------ MATERIALS PROVIDED ------

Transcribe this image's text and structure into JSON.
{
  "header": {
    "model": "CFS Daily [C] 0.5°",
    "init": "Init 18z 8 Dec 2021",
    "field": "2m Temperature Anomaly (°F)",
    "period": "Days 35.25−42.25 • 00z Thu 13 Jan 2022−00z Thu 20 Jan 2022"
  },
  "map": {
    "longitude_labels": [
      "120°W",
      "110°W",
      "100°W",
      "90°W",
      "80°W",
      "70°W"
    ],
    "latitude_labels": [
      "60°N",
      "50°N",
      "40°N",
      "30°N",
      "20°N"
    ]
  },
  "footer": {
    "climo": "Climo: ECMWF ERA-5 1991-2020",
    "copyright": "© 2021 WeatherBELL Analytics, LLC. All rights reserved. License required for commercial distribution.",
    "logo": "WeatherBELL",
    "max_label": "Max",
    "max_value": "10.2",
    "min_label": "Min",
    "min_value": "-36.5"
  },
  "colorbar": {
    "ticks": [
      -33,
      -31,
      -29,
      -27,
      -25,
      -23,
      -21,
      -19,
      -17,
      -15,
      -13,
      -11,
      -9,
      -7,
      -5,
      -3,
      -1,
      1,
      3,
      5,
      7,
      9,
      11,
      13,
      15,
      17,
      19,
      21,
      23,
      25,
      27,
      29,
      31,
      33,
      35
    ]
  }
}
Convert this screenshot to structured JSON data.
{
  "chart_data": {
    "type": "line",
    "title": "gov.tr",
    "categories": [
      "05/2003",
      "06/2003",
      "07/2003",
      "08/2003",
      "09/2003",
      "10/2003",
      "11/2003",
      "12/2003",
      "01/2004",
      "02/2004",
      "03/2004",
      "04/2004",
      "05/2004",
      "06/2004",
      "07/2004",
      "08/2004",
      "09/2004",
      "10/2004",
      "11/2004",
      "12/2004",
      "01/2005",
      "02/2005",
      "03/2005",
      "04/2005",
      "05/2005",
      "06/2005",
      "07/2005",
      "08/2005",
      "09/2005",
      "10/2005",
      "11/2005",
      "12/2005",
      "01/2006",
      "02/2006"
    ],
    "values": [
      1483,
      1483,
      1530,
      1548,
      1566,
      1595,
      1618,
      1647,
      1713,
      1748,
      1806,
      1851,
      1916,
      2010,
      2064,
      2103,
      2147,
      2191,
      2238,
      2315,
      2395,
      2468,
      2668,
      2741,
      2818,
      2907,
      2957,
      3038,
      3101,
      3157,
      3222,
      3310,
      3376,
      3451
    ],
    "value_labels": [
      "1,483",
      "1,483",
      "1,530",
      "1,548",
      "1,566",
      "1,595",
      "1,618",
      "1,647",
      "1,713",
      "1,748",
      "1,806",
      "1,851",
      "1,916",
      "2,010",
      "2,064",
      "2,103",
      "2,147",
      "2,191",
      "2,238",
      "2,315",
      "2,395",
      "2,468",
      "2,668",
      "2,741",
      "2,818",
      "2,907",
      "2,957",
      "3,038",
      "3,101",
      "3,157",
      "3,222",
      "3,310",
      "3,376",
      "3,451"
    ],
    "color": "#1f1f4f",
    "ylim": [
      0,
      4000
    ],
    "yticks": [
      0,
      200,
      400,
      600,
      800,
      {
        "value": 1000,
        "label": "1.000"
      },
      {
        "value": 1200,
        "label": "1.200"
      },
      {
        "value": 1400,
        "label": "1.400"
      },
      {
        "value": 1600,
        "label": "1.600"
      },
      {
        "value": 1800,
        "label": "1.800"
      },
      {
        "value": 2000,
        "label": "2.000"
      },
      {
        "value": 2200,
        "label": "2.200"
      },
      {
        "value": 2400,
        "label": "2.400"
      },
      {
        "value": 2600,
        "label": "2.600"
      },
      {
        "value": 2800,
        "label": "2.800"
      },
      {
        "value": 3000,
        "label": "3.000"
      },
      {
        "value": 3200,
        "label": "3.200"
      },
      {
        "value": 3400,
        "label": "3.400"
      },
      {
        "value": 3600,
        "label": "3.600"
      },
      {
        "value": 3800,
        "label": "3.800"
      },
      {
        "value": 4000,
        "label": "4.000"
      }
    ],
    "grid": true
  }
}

------

=== TASK DIRECTIONS ===
Restate all of the entries exactly, please.

=== WRITTEN SOLUTION ===
Transcribe this image's text and structure into JSON.
{
  "header": {
    "model": "CFS Daily [C] 0.5°",
    "init": "Init 18z 8 Dec 2021",
    "field": "2m Temperature Anomaly (°F)",
    "period": "Days 35.25−42.25 • 00z Thu 13 Jan 2022−00z Thu 20 Jan 2022"
  },
  "map": {
    "longitude_labels": [
      "120°W",
      "110°W",
      "100°W",
      "90°W",
      "80°W",
      "70°W"
    ],
    "latitude_labels": [
      "60°N",
      "50°N",
      "40°N",
      "30°N",
      "20°N"
    ]
  },
  "footer": {
    "climo": "Climo: ECMWF ERA-5 1991-2020",
    "copyright": "© 2021 WeatherBELL Analytics, LLC. All rights reserved. License required for commercial distribution.",
    "logo": "WeatherBELL",
    "max_label": "Max",
    "max_value": "10.2",
    "min_label": "Min",
    "min_value": "-36.5"
  },
  "colorbar": {
    "ticks": [
      -33,
      -31,
      -29,
      -27,
      -25,
      -23,
      -21,
      -19,
      -17,
      -15,
      -13,
      -11,
      -9,
      -7,
      -5,
      -3,
      -1,
      1,
      3,
      5,
      7,
      9,
      11,
      13,
      15,
      17,
      19,
      21,
      23,
      25,
      27,
      29,
      31,
      33,
      35
    ]
  }
}
Convert this screenshot to structured JSON data.
{
  "chart_data": {
    "type": "line",
    "title": "gov.tr",
    "categories": [
      "05/2003",
      "06/2003",
      "07/2003",
      "08/2003",
      "09/2003",
      "10/2003",
      "11/2003",
      "12/2003",
      "01/2004",
      "02/2004",
      "03/2004",
      "04/2004",
      "05/2004",
      "06/2004",
      "07/2004",
      "08/2004",
      "09/2004",
      "10/2004",
      "11/2004",
      "12/2004",
      "01/2005",
      "02/2005",
      "03/2005",
      "04/2005",
      "05/2005",
      "06/2005",
      "07/2005",
      "08/2005",
      "09/2005",
      "10/2005",
      "11/2005",
      "12/2005",
      "01/2006",
      "02/2006"
    ],
    "values": [
      1483,
      1483,
      1530,
      1548,
      1566,
      1595,
      1618,
      1647,
      1713,
      1748,
      1806,
      1851,
      1916,
      2010,
      2064,
      2103,
      2147,
      2191,
      2238,
      2315,
      2395,
      2468,
      2668,
      2741,
      2818,
      2907,
      2957,
      3038,
      3101,
      3157,
      3222,
      3310,
      3376,
      3451
    ],
    "value_labels": [
      "1,483",
      "1,483",
      "1,530",
      "1,548",
      "1,566",
      "1,595",
      "1,618",
      "1,647",
      "1,713",
      "1,748",
      "1,806",
      "1,851",
      "1,916",
      "2,010",
      "2,064",
      "2,103",
      "2,147",
      "2,191",
      "2,238",
      "2,315",
      "2,395",
      "2,468",
      "2,668",
      "2,741",
      "2,818",
      "2,907",
      "2,957",
      "3,038",
      "3,101",
      "3,157",
      "3,222",
      "3,310",
      "3,376",
      "3,451"
    ],
    "color": "#1f1f4f",
    "ylim": [
      0,
      4000
    ],
    "yticks": [
      0,
      200,
      400,
      600,
      800,
      {
        "value": 1000,
        "label": "1.000"
      },
      {
        "value": 1200,
        "label": "1.200"
      },
      {
        "value": 1400,
        "label": "1.400"
      },
      {
        "value": 1600,
        "label": "1.600"
      },
      {
        "value": 1800,
        "label": "1.800"
      },
      {
        "value": 2000,
        "label": "2.000"
      },
      {
        "value": 2200,
        "label": "2.200"
      },
      {
        "value": 2400,
        "label": "2.400"
      },
      {
        "value": 2600,
        "label": "2.600"
      },
      {
        "value": 2800,
        "label": "2.800"
      },
      {
        "value": 3000,
        "label": "3.000"
      },
      {
        "value": 3200,
        "label": "3.200"
      },
      {
        "value": 3400,
        "label": "3.400"
      },
      {
        "value": 3600,
        "label": "3.600"
      },
      {
        "value": 3800,
        "label": "3.800"
      },
      {
        "value": 4000,
        "label": "4.000"
      }
    ],
    "grid": true
  }
}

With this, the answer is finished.